Collection entries:
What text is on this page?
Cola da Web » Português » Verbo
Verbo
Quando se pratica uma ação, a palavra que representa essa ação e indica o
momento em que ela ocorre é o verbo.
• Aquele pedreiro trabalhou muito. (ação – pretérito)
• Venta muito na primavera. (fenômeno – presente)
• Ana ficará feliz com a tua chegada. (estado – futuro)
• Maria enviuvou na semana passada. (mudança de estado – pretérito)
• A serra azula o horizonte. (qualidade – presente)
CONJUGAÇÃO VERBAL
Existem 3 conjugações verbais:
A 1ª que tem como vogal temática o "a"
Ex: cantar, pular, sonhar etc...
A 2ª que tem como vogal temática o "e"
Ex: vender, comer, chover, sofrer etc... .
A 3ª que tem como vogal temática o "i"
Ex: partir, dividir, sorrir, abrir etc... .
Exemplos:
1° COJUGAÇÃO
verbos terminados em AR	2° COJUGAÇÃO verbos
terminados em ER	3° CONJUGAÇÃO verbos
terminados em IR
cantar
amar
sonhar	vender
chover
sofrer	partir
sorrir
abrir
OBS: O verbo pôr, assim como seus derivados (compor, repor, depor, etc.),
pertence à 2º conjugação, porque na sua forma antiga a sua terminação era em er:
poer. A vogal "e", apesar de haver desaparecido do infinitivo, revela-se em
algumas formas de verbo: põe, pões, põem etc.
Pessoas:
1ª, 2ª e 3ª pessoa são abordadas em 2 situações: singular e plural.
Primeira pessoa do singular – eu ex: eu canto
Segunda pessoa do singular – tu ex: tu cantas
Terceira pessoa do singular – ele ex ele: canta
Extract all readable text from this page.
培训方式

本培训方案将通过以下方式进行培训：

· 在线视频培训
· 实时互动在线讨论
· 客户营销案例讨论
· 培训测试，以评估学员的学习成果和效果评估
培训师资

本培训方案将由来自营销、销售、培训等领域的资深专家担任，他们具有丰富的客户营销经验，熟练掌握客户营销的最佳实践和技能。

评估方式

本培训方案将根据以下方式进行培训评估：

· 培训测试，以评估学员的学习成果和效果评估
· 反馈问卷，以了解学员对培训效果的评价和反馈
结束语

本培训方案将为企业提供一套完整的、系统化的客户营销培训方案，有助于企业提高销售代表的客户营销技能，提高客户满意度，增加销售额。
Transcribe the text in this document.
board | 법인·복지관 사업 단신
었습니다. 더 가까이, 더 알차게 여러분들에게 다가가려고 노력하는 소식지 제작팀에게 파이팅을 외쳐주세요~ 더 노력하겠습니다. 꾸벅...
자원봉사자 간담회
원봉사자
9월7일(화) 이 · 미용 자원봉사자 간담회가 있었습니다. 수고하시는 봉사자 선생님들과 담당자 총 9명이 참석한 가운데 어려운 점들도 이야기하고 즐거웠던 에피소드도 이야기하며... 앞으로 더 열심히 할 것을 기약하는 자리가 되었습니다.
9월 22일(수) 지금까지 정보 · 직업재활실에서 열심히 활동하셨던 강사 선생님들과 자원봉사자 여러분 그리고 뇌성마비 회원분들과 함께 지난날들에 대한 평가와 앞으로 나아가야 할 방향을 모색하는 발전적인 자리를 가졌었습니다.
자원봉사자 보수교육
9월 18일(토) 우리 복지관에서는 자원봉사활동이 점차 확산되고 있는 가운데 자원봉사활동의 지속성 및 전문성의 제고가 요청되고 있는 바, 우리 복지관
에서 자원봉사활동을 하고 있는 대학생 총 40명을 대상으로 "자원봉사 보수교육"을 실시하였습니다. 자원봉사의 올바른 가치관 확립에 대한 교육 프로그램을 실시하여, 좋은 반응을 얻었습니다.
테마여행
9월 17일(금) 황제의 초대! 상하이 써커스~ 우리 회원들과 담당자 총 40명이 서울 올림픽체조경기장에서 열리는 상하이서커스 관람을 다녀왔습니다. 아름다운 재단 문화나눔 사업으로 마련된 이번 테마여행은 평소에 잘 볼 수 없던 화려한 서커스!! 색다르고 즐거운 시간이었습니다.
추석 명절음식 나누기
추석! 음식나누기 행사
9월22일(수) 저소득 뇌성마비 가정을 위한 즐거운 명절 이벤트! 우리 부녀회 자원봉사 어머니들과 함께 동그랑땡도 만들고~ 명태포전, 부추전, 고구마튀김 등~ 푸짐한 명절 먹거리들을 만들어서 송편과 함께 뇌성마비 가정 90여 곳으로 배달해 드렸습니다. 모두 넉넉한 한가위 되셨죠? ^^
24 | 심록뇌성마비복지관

▶ [PROBLEM DESCRIPTION]
All lines of the data above that include the word "singular" must be shown.

▶ [WRITTEN RESPONSE]
1ª, 2ª e 3ª pessoa são abordadas em 2 situações: singular e plural.
Primeira pessoa do singular – eu ex: eu canto
Segunda pessoa do singular – tu ex: tu cantas
Terceira pessoa do singular – ele ex ele: canta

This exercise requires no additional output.